* start Data lines *

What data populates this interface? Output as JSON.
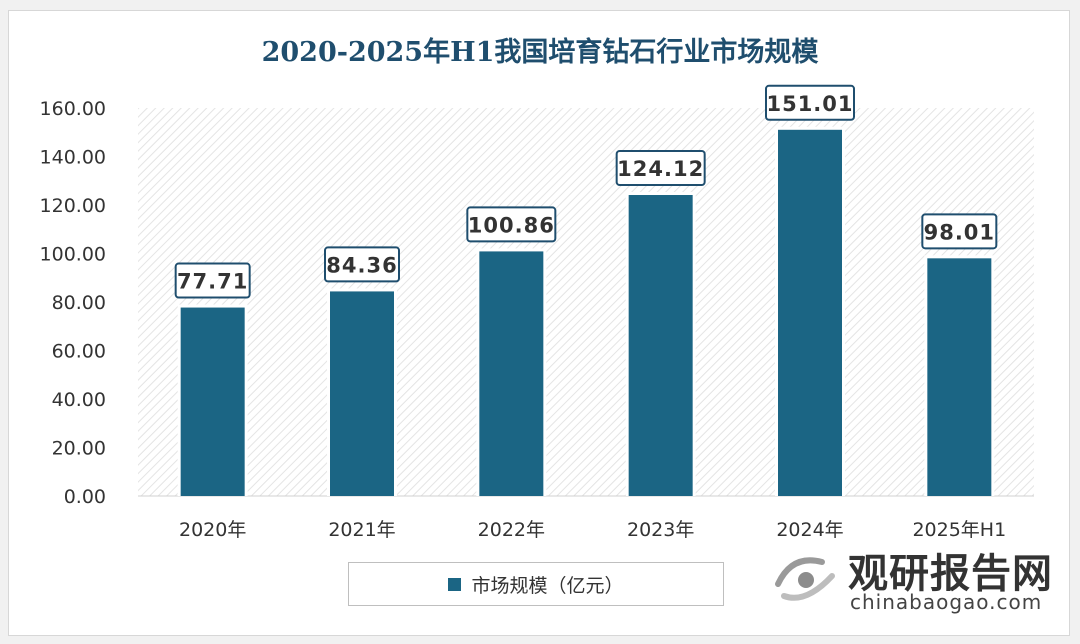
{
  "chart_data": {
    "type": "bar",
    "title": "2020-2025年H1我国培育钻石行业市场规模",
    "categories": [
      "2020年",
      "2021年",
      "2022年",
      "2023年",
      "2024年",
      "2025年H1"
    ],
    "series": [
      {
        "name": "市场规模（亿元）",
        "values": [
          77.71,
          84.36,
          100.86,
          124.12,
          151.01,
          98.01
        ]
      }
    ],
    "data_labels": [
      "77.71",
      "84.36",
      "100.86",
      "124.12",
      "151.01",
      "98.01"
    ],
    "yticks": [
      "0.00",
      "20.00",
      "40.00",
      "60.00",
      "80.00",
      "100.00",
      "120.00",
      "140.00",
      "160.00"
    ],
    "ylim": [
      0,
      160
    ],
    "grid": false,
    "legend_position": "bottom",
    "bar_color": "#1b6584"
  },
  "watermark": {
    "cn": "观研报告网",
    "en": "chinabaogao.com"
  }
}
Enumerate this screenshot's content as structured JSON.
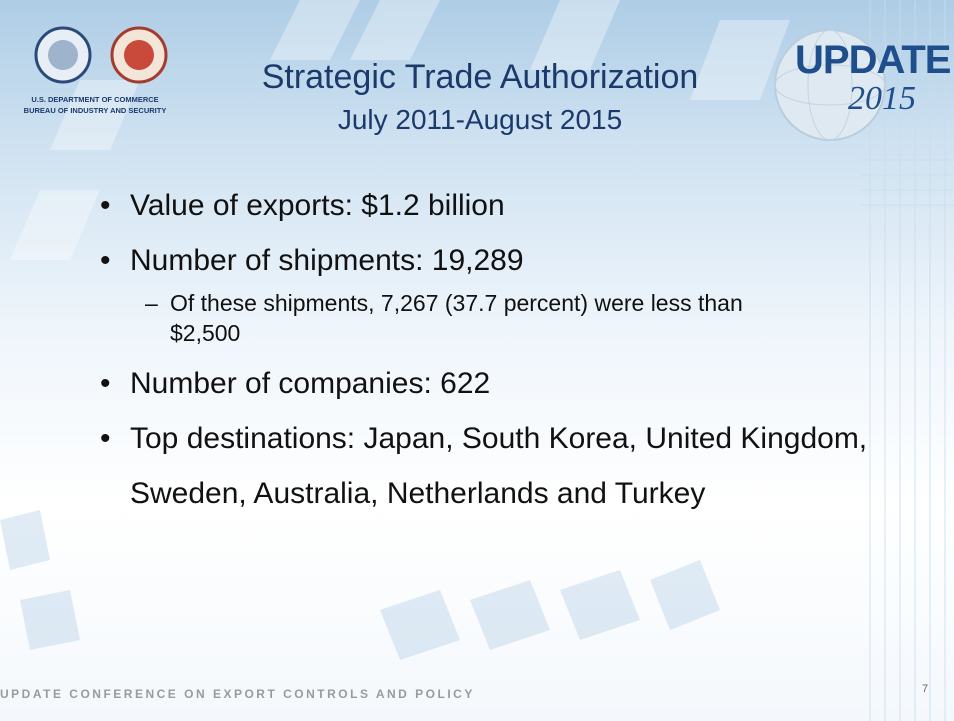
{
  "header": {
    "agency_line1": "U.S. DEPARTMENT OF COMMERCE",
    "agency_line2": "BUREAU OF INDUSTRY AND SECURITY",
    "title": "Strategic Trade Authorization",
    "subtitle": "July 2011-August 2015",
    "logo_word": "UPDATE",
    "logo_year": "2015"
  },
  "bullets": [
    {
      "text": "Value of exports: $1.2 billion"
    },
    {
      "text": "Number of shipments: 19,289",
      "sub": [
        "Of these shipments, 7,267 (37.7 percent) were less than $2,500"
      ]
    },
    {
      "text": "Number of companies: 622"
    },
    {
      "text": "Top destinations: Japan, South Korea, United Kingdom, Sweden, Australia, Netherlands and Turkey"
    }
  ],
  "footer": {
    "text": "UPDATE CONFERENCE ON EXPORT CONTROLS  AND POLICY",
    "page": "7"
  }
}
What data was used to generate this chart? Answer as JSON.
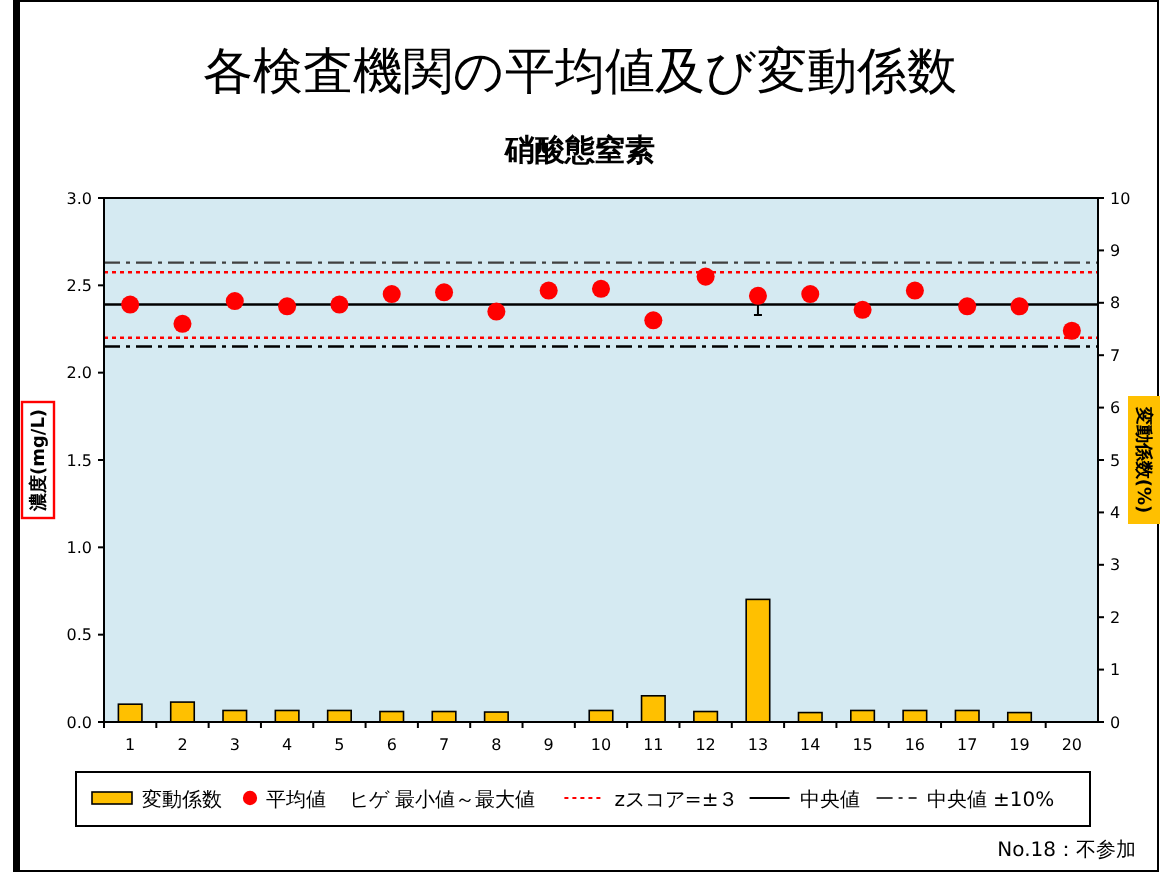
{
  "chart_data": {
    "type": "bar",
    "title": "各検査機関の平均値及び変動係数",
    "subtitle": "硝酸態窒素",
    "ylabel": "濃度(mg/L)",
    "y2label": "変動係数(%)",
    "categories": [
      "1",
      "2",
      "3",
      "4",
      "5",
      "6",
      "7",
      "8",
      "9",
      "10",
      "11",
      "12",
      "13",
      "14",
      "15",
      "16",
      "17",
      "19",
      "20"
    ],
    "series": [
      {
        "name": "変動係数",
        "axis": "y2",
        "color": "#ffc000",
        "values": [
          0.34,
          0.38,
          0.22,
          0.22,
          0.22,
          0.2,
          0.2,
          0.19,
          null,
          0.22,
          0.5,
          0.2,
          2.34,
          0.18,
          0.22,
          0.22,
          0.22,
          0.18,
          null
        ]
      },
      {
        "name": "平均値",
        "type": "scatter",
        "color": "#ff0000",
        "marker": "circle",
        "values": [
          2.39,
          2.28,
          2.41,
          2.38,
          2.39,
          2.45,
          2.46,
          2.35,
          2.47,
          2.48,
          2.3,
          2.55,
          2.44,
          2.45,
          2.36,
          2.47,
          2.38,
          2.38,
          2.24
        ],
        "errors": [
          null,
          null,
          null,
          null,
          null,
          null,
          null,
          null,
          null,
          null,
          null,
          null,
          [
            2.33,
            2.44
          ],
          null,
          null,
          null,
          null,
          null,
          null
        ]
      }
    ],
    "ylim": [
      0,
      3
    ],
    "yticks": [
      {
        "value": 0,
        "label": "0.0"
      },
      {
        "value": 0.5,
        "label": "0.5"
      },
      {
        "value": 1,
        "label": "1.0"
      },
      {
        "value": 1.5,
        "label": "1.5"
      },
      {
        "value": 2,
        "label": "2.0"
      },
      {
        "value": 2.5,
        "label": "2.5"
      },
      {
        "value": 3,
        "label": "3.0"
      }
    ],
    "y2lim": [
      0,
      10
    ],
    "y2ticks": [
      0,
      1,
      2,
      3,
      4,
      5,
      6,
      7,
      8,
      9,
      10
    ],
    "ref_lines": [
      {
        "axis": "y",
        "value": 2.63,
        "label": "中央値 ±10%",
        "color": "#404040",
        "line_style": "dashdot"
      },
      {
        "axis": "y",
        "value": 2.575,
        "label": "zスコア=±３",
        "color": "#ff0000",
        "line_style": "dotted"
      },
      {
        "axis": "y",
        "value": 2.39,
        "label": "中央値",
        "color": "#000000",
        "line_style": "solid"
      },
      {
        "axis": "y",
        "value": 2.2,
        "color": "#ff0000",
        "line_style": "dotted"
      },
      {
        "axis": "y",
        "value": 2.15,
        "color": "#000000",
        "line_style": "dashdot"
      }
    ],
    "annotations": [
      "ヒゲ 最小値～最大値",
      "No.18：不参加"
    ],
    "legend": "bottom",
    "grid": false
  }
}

* end Data lines *

*Objective*:
In the copy, include no pictures; restate the listing above exactly.

*Full answer*:
What data populates this interface? Output as JSON.
{
  "chart_data": {
    "type": "bar",
    "title": "2020-2025年H1我国培育钻石行业市场规模",
    "categories": [
      "2020年",
      "2021年",
      "2022年",
      "2023年",
      "2024年",
      "2025年H1"
    ],
    "series": [
      {
        "name": "市场规模（亿元）",
        "values": [
          77.71,
          84.36,
          100.86,
          124.12,
          151.01,
          98.01
        ]
      }
    ],
    "data_labels": [
      "77.71",
      "84.36",
      "100.86",
      "124.12",
      "151.01",
      "98.01"
    ],
    "yticks": [
      "0.00",
      "20.00",
      "40.00",
      "60.00",
      "80.00",
      "100.00",
      "120.00",
      "140.00",
      "160.00"
    ],
    "ylim": [
      0,
      160
    ],
    "grid": false,
    "legend_position": "bottom",
    "bar_color": "#1b6584"
  },
  "watermark": {
    "cn": "观研报告网",
    "en": "chinabaogao.com"
  }
}
Enumerate this screenshot's content as structured JSON.
{
  "header": {
    "agency_line1": "U.S. DEPARTMENT OF COMMERCE",
    "agency_line2": "BUREAU OF INDUSTRY AND SECURITY",
    "title": "Strategic Trade Authorization",
    "subtitle": "July 2011-August 2015",
    "logo_word": "UPDATE",
    "logo_year": "2015"
  },
  "bullets": [
    {
      "text": "Value of exports: $1.2 billion"
    },
    {
      "text": "Number of shipments: 19,289",
      "sub": [
        "Of these shipments, 7,267 (37.7 percent) were less than $2,500"
      ]
    },
    {
      "text": "Number of companies: 622"
    },
    {
      "text": "Top destinations: Japan, South Korea, United Kingdom, Sweden, Australia, Netherlands and Turkey"
    }
  ],
  "footer": {
    "text": "UPDATE CONFERENCE ON EXPORT CONTROLS  AND POLICY",
    "page": "7"
  }
}
What data was used to generate this chart? Answer as JSON.
{
  "chart_data": {
    "type": "bar",
    "title": "各検査機関の平均値及び変動係数",
    "subtitle": "硝酸態窒素",
    "ylabel": "濃度(mg/L)",
    "y2label": "変動係数(%)",
    "categories": [
      "1",
      "2",
      "3",
      "4",
      "5",
      "6",
      "7",
      "8",
      "9",
      "10",
      "11",
      "12",
      "13",
      "14",
      "15",
      "16",
      "17",
      "19",
      "20"
    ],
    "series": [
      {
        "name": "変動係数",
        "axis": "y2",
        "color": "#ffc000",
        "values": [
          0.34,
          0.38,
          0.22,
          0.22,
          0.22,
          0.2,
          0.2,
          0.19,
          null,
          0.22,
          0.5,
          0.2,
          2.34,
          0.18,
          0.22,
          0.22,
          0.22,
          0.18,
          null
        ]
      },
      {
        "name": "平均値",
        "type": "scatter",
        "color": "#ff0000",
        "marker": "circle",
        "values": [
          2.39,
          2.28,
          2.41,
          2.38,
          2.39,
          2.45,
          2.46,
          2.35,
          2.47,
          2.48,
          2.3,
          2.55,
          2.44,
          2.45,
          2.36,
          2.47,
          2.38,
          2.38,
          2.24
        ],
        "errors": [
          null,
          null,
          null,
          null,
          null,
          null,
          null,
          null,
          null,
          null,
          null,
          null,
          [
            2.33,
            2.44
          ],
          null,
          null,
          null,
          null,
          null,
          null
        ]
      }
    ],
    "ylim": [
      0,
      3
    ],
    "yticks": [
      {
        "value": 0,
        "label": "0.0"
      },
      {
        "value": 0.5,
        "label": "0.5"
      },
      {
        "value": 1,
        "label": "1.0"
      },
      {
        "value": 1.5,
        "label": "1.5"
      },
      {
        "value": 2,
        "label": "2.0"
      },
      {
        "value": 2.5,
        "label": "2.5"
      },
      {
        "value": 3,
        "label": "3.0"
      }
    ],
    "y2lim": [
      0,
      10
    ],
    "y2ticks": [
      0,
      1,
      2,
      3,
      4,
      5,
      6,
      7,
      8,
      9,
      10
    ],
    "ref_lines": [
      {
        "axis": "y",
        "value": 2.63,
        "label": "中央値 ±10%",
        "color": "#404040",
        "line_style": "dashdot"
      },
      {
        "axis": "y",
        "value": 2.575,
        "label": "zスコア=±３",
        "color": "#ff0000",
        "line_style": "dotted"
      },
      {
        "axis": "y",
        "value": 2.39,
        "label": "中央値",
        "color": "#000000",
        "line_style": "solid"
      },
      {
        "axis": "y",
        "value": 2.2,
        "color": "#ff0000",
        "line_style": "dotted"
      },
      {
        "axis": "y",
        "value": 2.15,
        "color": "#000000",
        "line_style": "dashdot"
      }
    ],
    "annotations": [
      "ヒゲ 最小値～最大値",
      "No.18：不参加"
    ],
    "legend": "bottom",
    "grid": false
  }
}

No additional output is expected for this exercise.